What the task requires
Answer with one number: the count of lines in this material that hold the word "minimum".

Exercise material
++++++++++
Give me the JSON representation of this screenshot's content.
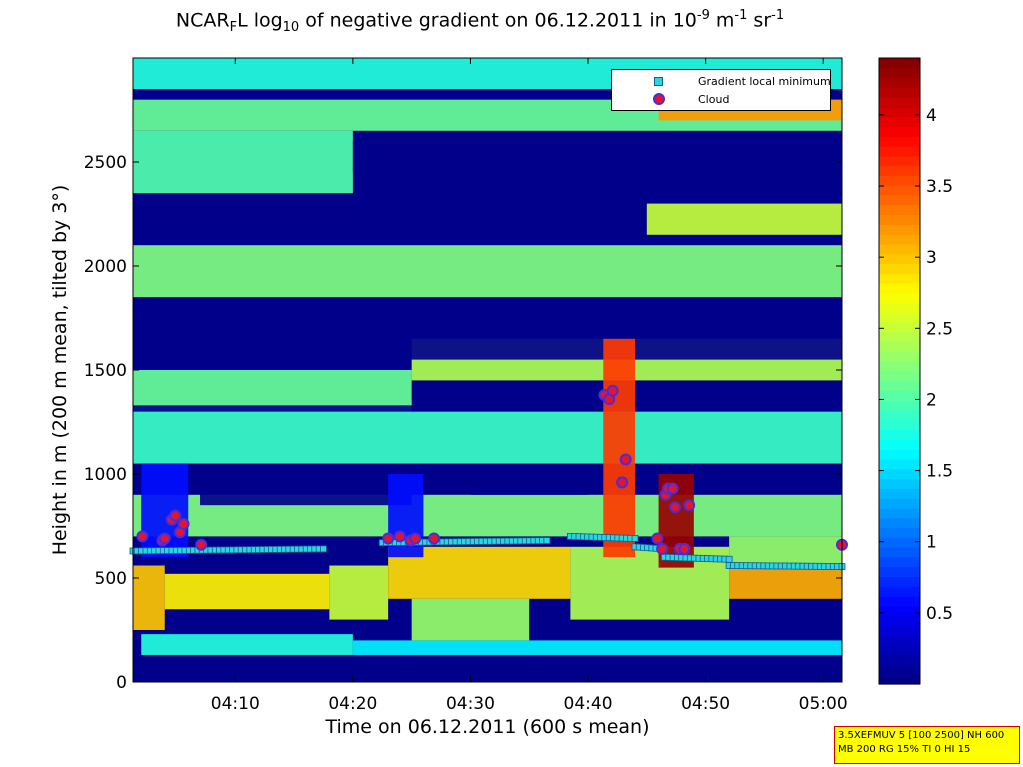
{
  "title": {
    "part1": "NCAR",
    "sub1": "F",
    "part2": "L log",
    "sub2": "10",
    "part3": " of negative gradient on 06.12.2011 in 10",
    "sup1": "-9",
    "part4": " m",
    "sup2": "-1",
    "part5": " sr",
    "sup3": "-1"
  },
  "axes": {
    "ylabel": "Height in m (200 m mean, tilted by 3°)",
    "xlabel": "Time on 06.12.2011 (600 s mean)"
  },
  "legend": {
    "item1": "Gradient local minimum",
    "item2": "Cloud"
  },
  "infobox": {
    "line1": "3.5XEFMUV 5 [100 2500] NH 600",
    "line2": "MB 200 RG 15% TI 0 HI 15"
  },
  "colors": {
    "marker_fill": "#29d7e3",
    "cloud_fill": "#e3152c",
    "cloud_edge": "#4a2cd9",
    "infobox_bg": "#ffff00"
  },
  "chart_data": {
    "type": "heatmap",
    "colormap": "jet",
    "x_range_minutes": [
      1.3,
      61.6
    ],
    "x_ticks": [
      "04:10",
      "04:20",
      "04:30",
      "04:40",
      "04:50",
      "05:00"
    ],
    "y_range": [
      0,
      3000
    ],
    "y_ticks": [
      "0",
      "500",
      "1000",
      "1500",
      "2000",
      "2500"
    ],
    "colorbar_range": [
      0,
      4.4
    ],
    "colorbar_ticks": [
      "0.5",
      "1",
      "1.5",
      "2",
      "2.5",
      "3",
      "3.5",
      "4"
    ],
    "bands": [
      {
        "x0": 1.3,
        "x1": 61.6,
        "y0": 0,
        "y1": 130,
        "v": 0.05
      },
      {
        "x0": 2,
        "x1": 20,
        "y0": 130,
        "y1": 230,
        "v": 1.8
      },
      {
        "x0": 20,
        "x1": 61.6,
        "y0": 130,
        "y1": 200,
        "v": 1.6
      },
      {
        "x0": 1.3,
        "x1": 4,
        "y0": 250,
        "y1": 560,
        "v": 3.0
      },
      {
        "x0": 4,
        "x1": 18,
        "y0": 350,
        "y1": 520,
        "v": 2.8
      },
      {
        "x0": 18,
        "x1": 23,
        "y0": 300,
        "y1": 560,
        "v": 2.5
      },
      {
        "x0": 23,
        "x1": 38.5,
        "y0": 400,
        "y1": 650,
        "v": 2.9
      },
      {
        "x0": 25,
        "x1": 35,
        "y0": 200,
        "y1": 400,
        "v": 2.3
      },
      {
        "x0": 38.5,
        "x1": 52,
        "y0": 300,
        "y1": 650,
        "v": 2.4
      },
      {
        "x0": 52,
        "x1": 61.6,
        "y0": 400,
        "y1": 560,
        "v": 3.1
      },
      {
        "x0": 52,
        "x1": 61.6,
        "y0": 560,
        "y1": 700,
        "v": 2.3
      },
      {
        "x0": 1.3,
        "x1": 61.6,
        "y0": 700,
        "y1": 900,
        "v": 2.2
      },
      {
        "x0": 7,
        "x1": 25,
        "y0": 850,
        "y1": 1050,
        "v": 0.05
      },
      {
        "x0": 30,
        "x1": 40,
        "y0": 900,
        "y1": 1100,
        "v": 0.05
      },
      {
        "x0": 52,
        "x1": 61.6,
        "y0": 950,
        "y1": 1150,
        "v": 0.05
      },
      {
        "x0": 1.3,
        "x1": 61.6,
        "y0": 1050,
        "y1": 1300,
        "v": 1.9
      },
      {
        "x0": 1.3,
        "x1": 25,
        "y0": 1300,
        "y1": 1500,
        "v": 2.1
      },
      {
        "x0": 25,
        "x1": 61.6,
        "y0": 1450,
        "y1": 1650,
        "v": 2.4
      },
      {
        "x0": 10,
        "x1": 50,
        "y0": 1700,
        "y1": 1800,
        "v": 0.05
      },
      {
        "x0": 1.3,
        "x1": 61.6,
        "y0": 1550,
        "y1": 1700,
        "v": 0.05
      },
      {
        "x0": 1.3,
        "x1": 61.6,
        "y0": 1850,
        "y1": 2100,
        "v": 2.2
      },
      {
        "x0": 20,
        "x1": 45,
        "y0": 2200,
        "y1": 2350,
        "v": 0.05
      },
      {
        "x0": 45,
        "x1": 61.6,
        "y0": 2150,
        "y1": 2300,
        "v": 2.5
      },
      {
        "x0": 1.3,
        "x1": 20,
        "y0": 2350,
        "y1": 2650,
        "v": 2.0
      },
      {
        "x0": 20,
        "x1": 61.6,
        "y0": 2450,
        "y1": 2600,
        "v": 0.05
      },
      {
        "x0": 1.3,
        "x1": 61.6,
        "y0": 2650,
        "y1": 2800,
        "v": 2.1
      },
      {
        "x0": 46,
        "x1": 61.6,
        "y0": 2700,
        "y1": 2800,
        "v": 3.2
      },
      {
        "x0": 1.3,
        "x1": 61.6,
        "y0": 2850,
        "y1": 3000,
        "v": 1.8
      },
      {
        "x0": 1.3,
        "x1": 61.6,
        "y0": 2800,
        "y1": 2850,
        "v": 0.05
      },
      {
        "x0": 1.3,
        "x1": 61.6,
        "y0": 1300,
        "y1": 1330,
        "v": 0.05
      },
      {
        "x0": 41.3,
        "x1": 44,
        "y0": 600,
        "y1": 1650,
        "v": 3.6
      },
      {
        "x0": 46,
        "x1": 49,
        "y0": 550,
        "y1": 1000,
        "v": 4.3
      },
      {
        "x0": 2,
        "x1": 6,
        "y0": 600,
        "y1": 1050,
        "v": 0.6
      },
      {
        "x0": 23,
        "x1": 26,
        "y0": 600,
        "y1": 1000,
        "v": 0.6
      }
    ],
    "series": [
      {
        "name": "Gradient local minimum",
        "segments": [
          {
            "x0": 1.3,
            "x1": 17.5,
            "y": [
              630,
              640
            ]
          },
          {
            "x0": 22.5,
            "x1": 36.5,
            "y": [
              670,
              680
            ]
          },
          {
            "x0": 38.5,
            "x1": 44,
            "y": [
              700,
              690
            ]
          },
          {
            "x0": 44,
            "x1": 46.5,
            "y": [
              650,
              640
            ]
          },
          {
            "x0": 46.5,
            "x1": 52,
            "y": [
              600,
              590
            ]
          },
          {
            "x0": 52,
            "x1": 61.6,
            "y": [
              560,
              555
            ]
          }
        ]
      },
      {
        "name": "Cloud",
        "points": [
          [
            2.1,
            700
          ],
          [
            3.8,
            680
          ],
          [
            4.0,
            690
          ],
          [
            4.6,
            780
          ],
          [
            4.9,
            800
          ],
          [
            5.3,
            720
          ],
          [
            5.6,
            760
          ],
          [
            7.1,
            660
          ],
          [
            23.0,
            690
          ],
          [
            24.0,
            700
          ],
          [
            24.9,
            680
          ],
          [
            25.3,
            690
          ],
          [
            26.9,
            690
          ],
          [
            41.4,
            1380
          ],
          [
            41.8,
            1360
          ],
          [
            42.1,
            1400
          ],
          [
            42.9,
            960
          ],
          [
            43.2,
            1070
          ],
          [
            45.9,
            690
          ],
          [
            46.3,
            640
          ],
          [
            46.6,
            900
          ],
          [
            46.8,
            930
          ],
          [
            47.2,
            930
          ],
          [
            47.4,
            840
          ],
          [
            47.8,
            640
          ],
          [
            48.2,
            640
          ],
          [
            48.6,
            850
          ],
          [
            61.6,
            660
          ]
        ]
      }
    ]
  }
}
++++++++++
Response to the exercise
2